**Selected extract:**
"""

Larijani warns of Israel-US plots
Jan 20, 2011,
Press-TVIranian Parliament (Majlis) Speaker Ali Larijani warns against Israeli and US plots against Muslims, saying the footprints of Tel Aviv and Washington can be seen in issues of the Muslim world.
Larijani pointed to the latest developments in Tunisia, Palestine and Lebanon and said signs of international opportunistic agents can be easily seen in these countries, IRNA reported on Wednesday.
He added that moves by certain countries aimed at damaging the Lebanese resistance movement, Hezbollah, have turned into an attitude against themselves which brought disgrace on them.
Referring to the US-sponsored Special Tribunal for Lebanon (STL) on the assassination of Lebanon's former Prime Minister Refiq Hariri, the Iranian Majlis speaker noted that certain countries have made efforts to cause tension in the region for a long time.
“However, vigilant leaders of the Lebanese resistance movement are adopting great measures in line with the interests of the Muslim world,” Larijani went on to say.
“This ignominy is shameful for the United States and Zionists,” he stressed.
The Washington-sponsored tribunal was set up in 2007 to probe the assassination of Rafiq Hariri, who was killed along with more than 20 other people in a massive car bombing in the Lebanese capital of Beirut in February 2005.
The tribunal has been denounced by many political parties in Lebanon, including the Hezbollah resistance movement, for ignoring evidence of the Israeli involvement in the terror case as well as relying on false witnesses regarding the incident.
Reports say that the US-backed court was likely to issue an indictment against some Hezbollah members.
Hezbollah Secretary General Seyyed Hassan Nasrallah has vehemently rebuffed the allegations and described the tribunal as part of dangerous projects, targeting the resistance movement.
Larijani also pointed to ongoing Israeli-US developments in Tunisia and said it is unlikely that the US would be able to take advantage of the situation with regard to the Islamic vigilance of the Tunisian people.
“It is unlikely that Western countries will make a success through deceit,” he mentioned.
The 23-year rule of former Tunisian President Zine El Abidine Ben Ali came to an end after weeks of street protests culminated in the victory of a popular revolution. Ben Ali's era was marred by numerous human rights violations and acts of torture.

"""

Answer these from the Larijani article:
(a) In what year was the tribunal on Hariri's assassination set up?
(b) How many years did Ben Ali rule Tunisia?
(c) In which three places did Larijani point to the latest developments?
The entries have no connection to the Larijani article.

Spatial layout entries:
"""

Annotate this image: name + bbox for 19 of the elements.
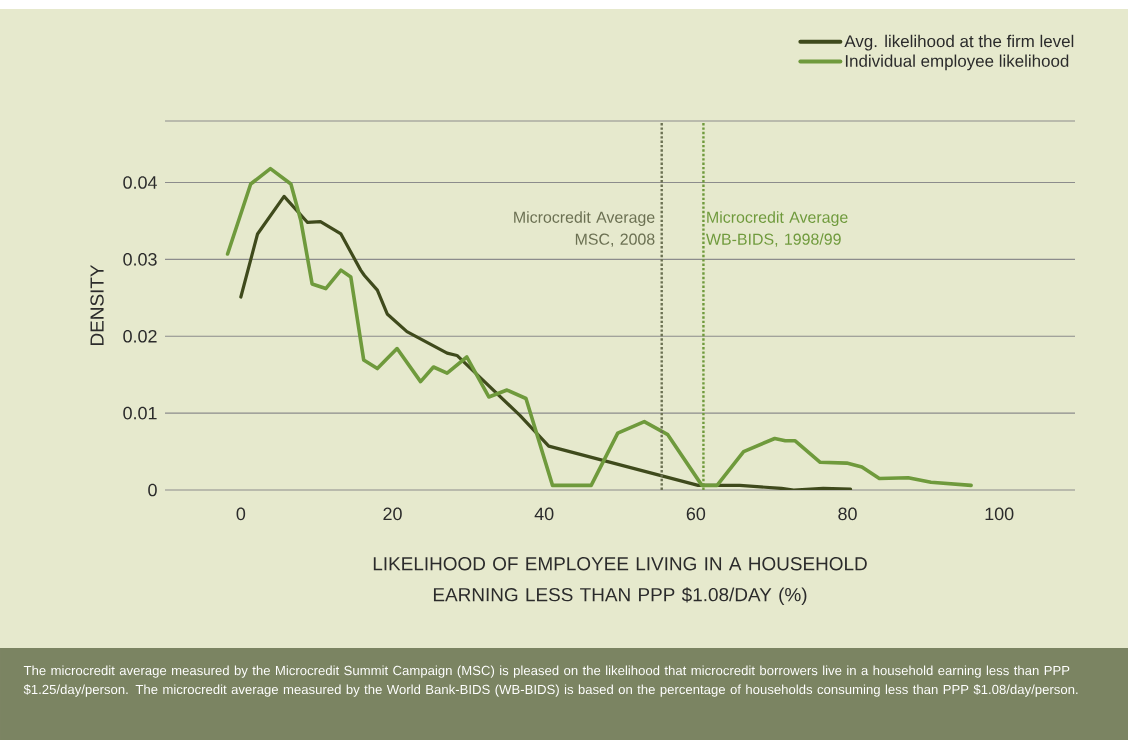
x-tick-label: 100 [985, 507, 1014, 521]
y-tick-label: 0.04 [123, 176, 157, 189]
x-axis-title: LIKELIHOOD OF EMPLOYEE LIVING IN A HOUSEHOLD EARNING LESS THAN PPP $1.08/DAY (%) [373, 557, 867, 606]
y-tick-label: 0.02 [123, 329, 157, 343]
y-tick-label: 0 [148, 483, 157, 497]
y-axis-title: DENSITY [90, 264, 104, 345]
x-tick-label: 20 [383, 507, 402, 521]
ref-line-label: Microcredit Average MSC, 2008 [514, 211, 655, 247]
legend-label: Individual employee likelihood [845, 54, 1069, 71]
x-tick-label: 40 [534, 507, 554, 521]
ref-line-label: Microcredit Average WB-BIDS, 1998/99 [706, 211, 848, 247]
text: The microcredit average measured by the Microcredit Summit Campaign (MSC) is pleased on the likelihood that microcredit borrowers live in a household earning less than PPP $1.25/day/person. The microcredit average measured by the World Bank-BIDS (WB-BIDS) is based on the percentage of households consuming less than PPP $1.08/day/person. [23, 665, 1078, 697]
x-tick-label: 60 [686, 507, 706, 521]
y-tick-label: 0.03 [123, 253, 157, 266]
line-series [239, 194, 853, 490]
legend-label: Avg. likelihood at the firm level [844, 34, 1074, 51]
x-tick-label: 80 [838, 507, 857, 521]
x-tick-label: 0 [236, 507, 246, 521]
y-tick-label: 0.01 [123, 406, 157, 420]
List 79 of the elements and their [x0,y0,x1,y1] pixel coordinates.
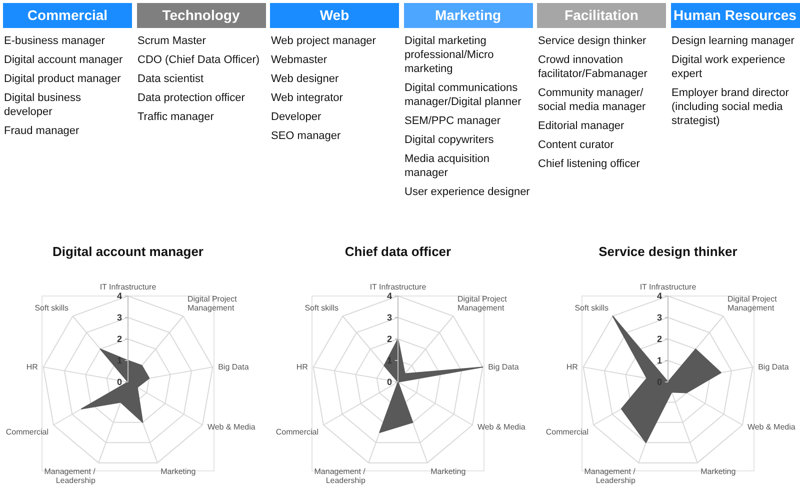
text: Media acquisition manager [404,153,490,179]
text: Web designer [271,73,339,85]
spoke-label: Management / Leadership [44,467,96,486]
spoke-label: HR [26,362,38,372]
text: SEM/PPC manager [404,115,500,127]
text: CDO (Chief Data Officer) [138,54,260,66]
text: Digital copywriters [404,134,494,146]
spoke-label: Commercial [546,428,589,437]
spoke-label: Marketing [430,467,466,476]
y-tick-label: 3 [386,312,392,322]
spoke-label: Digital Project Management [187,294,238,312]
spoke-label: Marketing [700,467,736,476]
spoke-label: Marketing [160,467,196,476]
spoke-label: IT Infrastructure [370,282,427,292]
text: Service design thinker [538,35,646,47]
spoke-label: Digital Project Management [727,294,778,312]
text: Digital communications manager/Digital planner [404,82,522,108]
spoke-label: Big Data [758,362,790,372]
y-tick-label: 2 [386,334,392,344]
text: Digital work experience expert [672,54,786,80]
text: Webmaster [271,54,328,66]
y-tick-label: 3 [656,312,662,322]
text: Digital account manager [4,54,123,66]
y-tick-label: 1 [656,355,662,366]
spoke-label: HR [566,362,578,372]
text: Web project manager [271,35,376,47]
spoke-label: Big Data [218,362,250,372]
y-tick-label: 0 [116,376,122,387]
y-tick-label: 4 [116,290,122,301]
text: Digital marketing professional/Micro marketing [404,35,494,75]
spoke-label: HR [296,362,308,372]
spoke-label: Web & Media [207,422,256,432]
text: Fraud manager [4,125,80,137]
spoke-label: Big Data [488,362,520,372]
text: Chief listening officer [538,158,640,170]
chart-title: Service design thinker [598,244,738,259]
text: Scrum Master [138,35,206,47]
y-tick-label: 2 [656,334,662,344]
text: User experience designer [404,186,530,198]
spoke-label: Soft skills [574,303,609,312]
y-tick-label: 0 [386,376,392,387]
text: Traffic manager [138,111,214,123]
spoke-label: IT Infrastructure [640,282,697,292]
chart-title: Chief data officer [344,244,452,259]
text: Developer [271,111,322,123]
category-label: Human Resources [670,3,800,28]
text: Employer brand director (including social media strategist) [672,87,789,127]
text: Content curator [538,139,614,151]
text: Design learning manager [672,35,794,47]
y-tick-label: 4 [386,290,392,301]
text: Editorial manager [538,120,624,132]
spoke-label: Management / Leadership [584,467,636,486]
text: Web integrator [271,92,343,104]
text: Data scientist [138,73,204,85]
spoke-label: Digital Project Management [457,294,508,312]
category-label: Marketing [404,3,532,28]
text: Digital product manager [4,73,121,85]
spoke-label: Commercial [6,428,49,437]
spoke-label: Soft skills [304,303,339,312]
text: Digital business developer [4,92,82,118]
y-tick-label: 4 [656,290,662,301]
spoke-label: Web & Media [747,422,796,432]
category-label: Web [270,3,399,28]
text: Crowd innovation facilitator/Fabmanager [538,54,648,80]
category-label: Commercial [3,3,132,28]
spoke-label: Management / Leadership [314,467,366,486]
spoke-label: IT Infrastructure [100,282,157,292]
spoke-label: Commercial [276,428,319,437]
text: SEO manager [271,130,341,142]
spoke-label: Soft skills [34,303,69,312]
y-tick-label: 2 [116,334,122,344]
text: Data protection officer [138,92,245,104]
y-tick-label: 3 [116,312,122,322]
text: Community manager/ social media manager [538,87,646,113]
chart-title: Digital account manager [52,244,204,259]
text: E-business manager [4,35,105,47]
category-label: Facilitation [537,3,666,28]
spoke-label: Web & Media [477,422,526,432]
category-label: Technology [136,3,266,28]
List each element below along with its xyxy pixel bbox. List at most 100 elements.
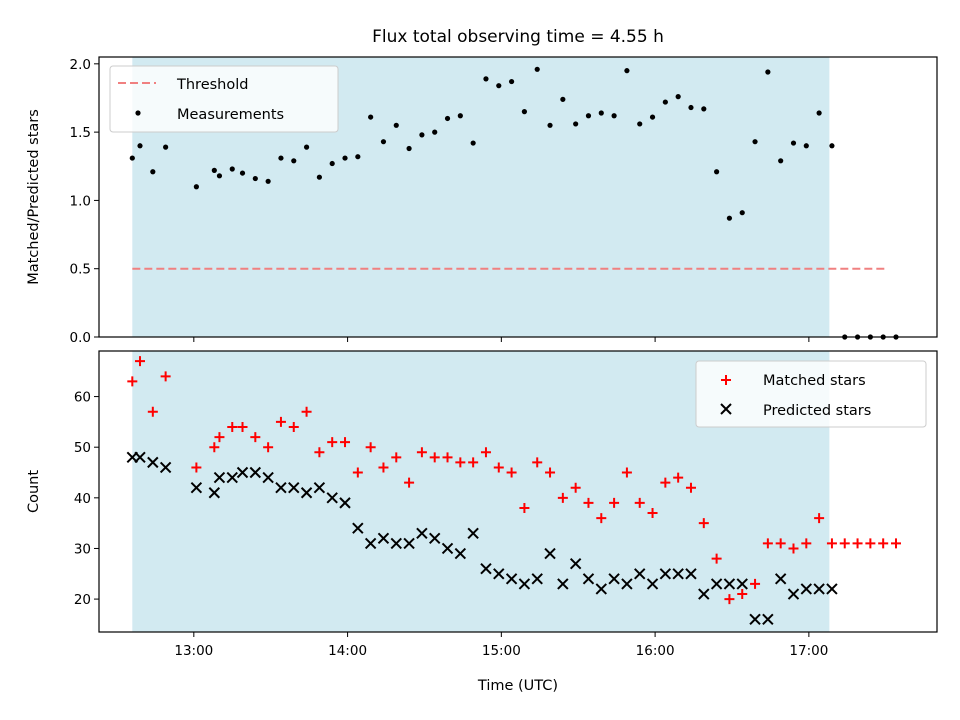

"""

**Answer for this exercise:**
(a) 2007
(b) 23 years
(c) Tunisia, Palestine and Lebanon